◆ Instructions to follow ◆
Every line of the material that follows must be printed again exactly.

──────── Records for the exercise

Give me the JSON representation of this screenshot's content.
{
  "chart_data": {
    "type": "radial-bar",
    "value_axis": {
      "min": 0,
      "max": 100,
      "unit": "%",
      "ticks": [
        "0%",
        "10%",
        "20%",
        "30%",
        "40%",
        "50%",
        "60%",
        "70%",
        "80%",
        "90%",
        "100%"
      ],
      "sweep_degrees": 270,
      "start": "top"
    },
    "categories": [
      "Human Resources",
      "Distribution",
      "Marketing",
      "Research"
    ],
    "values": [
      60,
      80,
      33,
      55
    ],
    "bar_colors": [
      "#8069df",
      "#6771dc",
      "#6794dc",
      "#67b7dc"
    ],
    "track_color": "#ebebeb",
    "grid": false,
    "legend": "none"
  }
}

────────────────

◆ Solution to this problem ◆
Give me the JSON representation of this screenshot's content.
{
  "chart_data": {
    "type": "radial-bar",
    "value_axis": {
      "min": 0,
      "max": 100,
      "unit": "%",
      "ticks": [
        "0%",
        "10%",
        "20%",
        "30%",
        "40%",
        "50%",
        "60%",
        "70%",
        "80%",
        "90%",
        "100%"
      ],
      "sweep_degrees": 270,
      "start": "top"
    },
    "categories": [
      "Human Resources",
      "Distribution",
      "Marketing",
      "Research"
    ],
    "values": [
      60,
      80,
      33,
      55
    ],
    "bar_colors": [
      "#8069df",
      "#6771dc",
      "#6794dc",
      "#67b7dc"
    ],
    "track_color": "#ebebeb",
    "grid": false,
    "legend": "none"
  }
}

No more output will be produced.